--- Start Materials provided ---

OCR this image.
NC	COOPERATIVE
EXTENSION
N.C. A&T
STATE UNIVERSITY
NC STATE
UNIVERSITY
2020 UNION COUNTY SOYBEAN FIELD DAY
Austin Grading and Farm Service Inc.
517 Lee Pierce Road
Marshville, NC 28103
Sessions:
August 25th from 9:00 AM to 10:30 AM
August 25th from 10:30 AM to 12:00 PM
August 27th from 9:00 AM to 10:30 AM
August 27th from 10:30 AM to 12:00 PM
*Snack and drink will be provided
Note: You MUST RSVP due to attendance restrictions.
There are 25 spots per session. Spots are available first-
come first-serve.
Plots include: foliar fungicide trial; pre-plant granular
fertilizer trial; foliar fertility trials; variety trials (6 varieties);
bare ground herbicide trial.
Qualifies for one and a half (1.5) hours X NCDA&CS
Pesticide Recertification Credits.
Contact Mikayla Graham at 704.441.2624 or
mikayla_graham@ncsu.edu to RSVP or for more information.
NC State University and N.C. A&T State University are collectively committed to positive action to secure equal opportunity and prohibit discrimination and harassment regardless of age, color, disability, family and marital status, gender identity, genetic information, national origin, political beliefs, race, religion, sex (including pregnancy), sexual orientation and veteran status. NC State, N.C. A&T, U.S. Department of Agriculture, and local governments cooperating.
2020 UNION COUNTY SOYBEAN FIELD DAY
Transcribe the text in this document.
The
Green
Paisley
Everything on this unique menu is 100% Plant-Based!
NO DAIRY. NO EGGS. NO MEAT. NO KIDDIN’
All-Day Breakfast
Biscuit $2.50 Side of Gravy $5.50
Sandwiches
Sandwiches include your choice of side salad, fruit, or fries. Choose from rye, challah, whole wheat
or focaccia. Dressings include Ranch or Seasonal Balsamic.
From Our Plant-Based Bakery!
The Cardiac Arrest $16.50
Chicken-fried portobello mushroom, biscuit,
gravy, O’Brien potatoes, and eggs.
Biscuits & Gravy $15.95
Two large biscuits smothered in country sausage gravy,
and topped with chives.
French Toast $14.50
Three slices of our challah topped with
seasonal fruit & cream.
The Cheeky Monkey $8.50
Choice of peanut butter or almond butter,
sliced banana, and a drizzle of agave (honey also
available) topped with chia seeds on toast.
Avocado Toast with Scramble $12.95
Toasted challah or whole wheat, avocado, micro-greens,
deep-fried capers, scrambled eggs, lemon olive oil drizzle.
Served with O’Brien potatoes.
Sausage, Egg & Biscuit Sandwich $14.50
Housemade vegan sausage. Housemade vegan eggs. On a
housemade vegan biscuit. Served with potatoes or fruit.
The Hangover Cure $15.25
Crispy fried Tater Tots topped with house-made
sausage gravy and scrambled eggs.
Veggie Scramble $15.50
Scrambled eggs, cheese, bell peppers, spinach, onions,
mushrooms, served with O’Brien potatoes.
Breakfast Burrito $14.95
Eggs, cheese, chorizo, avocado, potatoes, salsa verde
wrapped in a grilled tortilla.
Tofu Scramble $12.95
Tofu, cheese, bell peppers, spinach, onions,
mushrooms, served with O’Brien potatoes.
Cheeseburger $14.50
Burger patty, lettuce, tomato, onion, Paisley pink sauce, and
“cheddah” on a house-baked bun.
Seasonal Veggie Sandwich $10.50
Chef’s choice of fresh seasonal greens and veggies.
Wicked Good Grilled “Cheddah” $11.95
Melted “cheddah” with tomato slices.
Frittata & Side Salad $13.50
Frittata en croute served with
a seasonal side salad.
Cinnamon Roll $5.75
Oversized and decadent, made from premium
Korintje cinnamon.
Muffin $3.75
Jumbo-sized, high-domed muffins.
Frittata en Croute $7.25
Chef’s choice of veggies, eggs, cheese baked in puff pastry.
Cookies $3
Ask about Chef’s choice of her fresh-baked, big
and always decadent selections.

--- End Materials provided ---

• [Task requirements] In the listing, find each line with the string "tomato" and copy it.

• [Answer to the task]
Burger patty, lettuce, tomato, onion, Paisley pink sauce, and
Melted “cheddah” with tomato slices.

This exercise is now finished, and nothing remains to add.